§ **What you should do**:
Extend the notebook below on loading travel data into PostgreSQL for LangChain, picking up right after its last line.

§ **Document passage**:
- - - - - - -

In [16]:
! pip3 install --upgrade pip
! pip install -U langchain openai psycopg2-binary langchain_experimental langchain-openai



In [1]:
from langchain import SQLDatabase
from langchain_openai import ChatOpenAI
from langchain_experimental.sql import SQLDatabaseChain
import os
import csv
import psycopg2

In [2]:
DB_USERNAME = os.environ.get("DB_USERNAME")
DB_PASSWORD = os.environ.get("DB_PASSWORD")
DB_HOST = os.environ.get("DB_HOST")
DB_PORT = os.environ.get("DB_PORT")
DB_NAME = os.environ.get("DB_NAME")
OPENAI_API_KEY = os.environ.get("OPENAI_API_KEY")
GPT_MODEL = "gpt-3.5-turbo-0125"

## Setup Database
https://blog.devart.com/configure-postgresql-to-allow-remote-connection.html

```bash
sudo apt install postgresql
sudo -i -u postgres
createdb <db name>
createuser --interactive --pwprompt <username>
psql
GRANT ALL PRIVILEGES ON DATABASE <db name> TO <username>;
\q
exit
sudo nano /etc/postgresql/12/main/pg_hba.conf
sudo systemctl restart postgresql
psql -U <username> -d <db name>
```

## Create tables
```sql
CREATE TABLE travel_category (
    category_id INTEGER PRIMARY KEY,
    main_category VARCHAR(100) NOT NULL,
    category VARCHAR(100) NOT NULL,
    sub_category VARCHAR(100) NOT NULL,
    emission_factor DOUBLE PRECISION NOT NULL,
    transaction_unit VARCHAR(100) NOT NULL
);
```
```sql
CREATE TABLE employee (
    employee_id INTEGER PRIMARY KEY,
    title VARCHAR(100) NOT NULL,
    department VARCHAR(100) NOT NULL
);
```
```sql
CREATE TABLE travel (
    travel_id SERIAL PRIMARY KEY,
    source VARCHAR(100) NOT NULL,
    destination VARCHAR(100) NOT NULL,
    transaction_value DOUBLE PRECISION NOT NULL,
    cost DOUBLE PRECISION NOT NULL,
    date DATE NOT NULL,
    category_id INTEGER REFERENCES travel_category(category_id) ON DELETE CASCADE,
    employee_id INTEGER REFERENCES employee(employee_id) ON DELETE CASCADE,
    transaction_unit VARCHAR(100) NOT NULL
);
```
```sql
CREATE TABLE date (
    date_id VARCHAR(100) PRIMARY KEY,
    quarter INTEGER NOT NULL,
    month INTEGER NOT NULL,
    year INTEGER NOT NULL
);
```

## Load the data

In [3]:
conn = psycopg2.connect(
    dbname=DB_NAME, user=DB_USERNAME, password=DB_PASSWORD, host=DB_HOST
)

cursor = conn.cursor()

In [6]:
def create_table(table_query):
    cursor.execute(table_query)
    conn.commit()
    print(f"Table creation successfully.")


def load_data(csv_file, table_name):
    with open(csv_file, "r", newline="") as file:
        reader = csv.reader(file)
        next(reader)

- - - - - - -

(Document layout analysis records)
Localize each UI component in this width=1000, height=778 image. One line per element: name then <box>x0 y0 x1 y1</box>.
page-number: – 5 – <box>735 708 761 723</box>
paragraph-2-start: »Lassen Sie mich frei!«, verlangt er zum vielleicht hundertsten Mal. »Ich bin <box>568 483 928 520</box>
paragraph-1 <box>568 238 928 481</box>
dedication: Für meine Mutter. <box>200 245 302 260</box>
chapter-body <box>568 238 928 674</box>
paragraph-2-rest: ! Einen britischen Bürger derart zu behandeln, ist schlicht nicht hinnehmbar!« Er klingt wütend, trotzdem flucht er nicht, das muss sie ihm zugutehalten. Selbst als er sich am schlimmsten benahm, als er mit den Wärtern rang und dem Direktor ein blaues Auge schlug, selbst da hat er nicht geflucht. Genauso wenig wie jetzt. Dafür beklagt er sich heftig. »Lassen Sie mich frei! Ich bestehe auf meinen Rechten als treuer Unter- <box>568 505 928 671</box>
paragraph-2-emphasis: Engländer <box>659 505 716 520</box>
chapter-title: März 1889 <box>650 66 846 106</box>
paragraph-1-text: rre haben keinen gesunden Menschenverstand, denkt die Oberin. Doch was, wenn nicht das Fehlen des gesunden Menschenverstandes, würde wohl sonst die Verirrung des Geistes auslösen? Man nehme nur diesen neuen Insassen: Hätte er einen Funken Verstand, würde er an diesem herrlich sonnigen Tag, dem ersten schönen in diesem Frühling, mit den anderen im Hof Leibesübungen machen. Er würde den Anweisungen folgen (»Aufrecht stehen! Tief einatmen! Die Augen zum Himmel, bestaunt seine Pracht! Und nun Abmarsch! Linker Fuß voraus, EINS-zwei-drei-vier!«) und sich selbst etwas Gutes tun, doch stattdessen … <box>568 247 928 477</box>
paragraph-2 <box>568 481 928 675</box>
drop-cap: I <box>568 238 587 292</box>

- - - - - - -

§ **Exercise response**:
        for row in reader:
            try:
                placeholders = ",".join(["%s"] * len(row))
                sql = f"INSERT INTO {table_name} VALUES ({placeholders})"
                cursor.execute(sql, row)
            except psycopg2.Error as e:
                conn.rollback()
                print(f"Error inserting row: {e}")
                continue
    conn.commit()
    print(f"Data loaded into {table_name} table successfully.")

In [7]:
create_travel_category_table_query = """
    CREATE TABLE travel_category (
        category_id INTEGER PRIMARY KEY,
        main_category VARCHAR(100) NOT NULL,
        category VARCHAR(100) NOT NULL,
        sub_category VARCHAR(100) NOT NULL,
        emission_factor DOUBLE PRECISION NOT NULL,
        transaction_unit VARCHAR(100) NOT NULL
    );
"""

create_employee_table_query = """
    CREATE TABLE employee (
        employee_id INTEGER PRIMARY KEY,
        title VARCHAR(100) NOT NULL,
        department VARCHAR(100) NOT NULL
    );
"""

create_travel_table_query = """
    CREATE TABLE travel (
        travel_id SERIAL PRIMARY KEY,
        source VARCHAR(100) NOT NULL,
        destination VARCHAR(100) NOT NULL,
        transaction_value DOUBLE PRECISION NOT NULL,
        cost DOUBLE PRECISION NOT NULL,
        date DATE NOT NULL,
        category_id INTEGER REFERENCES travel_category(category_id) ON DELETE CASCADE,
        employee_id INTEGER REFERENCES employee(employee_id) ON DELETE CASCADE,
        transaction_unit VARCHAR(100) NOT NULL
    );
"""

In [8]:
create_table(create_travel_category_table_query)
create_table(create_employee_table_query)
create_table(create_travel_table_query)

load_data("employee.csv", "employee")
load_data("travel_category.csv", "travel_category")
load_data("travel.csv", "travel")

Table creation successfully.
Table creation successfully.
Table creation successfully.
Data loaded into employee table successfully.
Data loaded into travel_category table successfully.
Data loaded into travel table successfully.


In [9]:
cursor.close()
conn.close()

## Setup LLM

In [10]:
pg_uri = (
    f"postgresql+psycopg2://{DB_USERNAME}:{DB_PASSWORD}@{DB_HOST}:{DB_PORT}/{DB_NAME}"
)
db = SQLDatabase.from_uri(pg_uri)
llm = ChatOpenAI(temperature=0, openai_api_key=OPENAI_API_KEY, model_name=GPT_MODEL)
db_chain = SQLDatabaseChain(llm=llm, database=db, verbose=True, top_k=3)



In [11]:
PROMPT = """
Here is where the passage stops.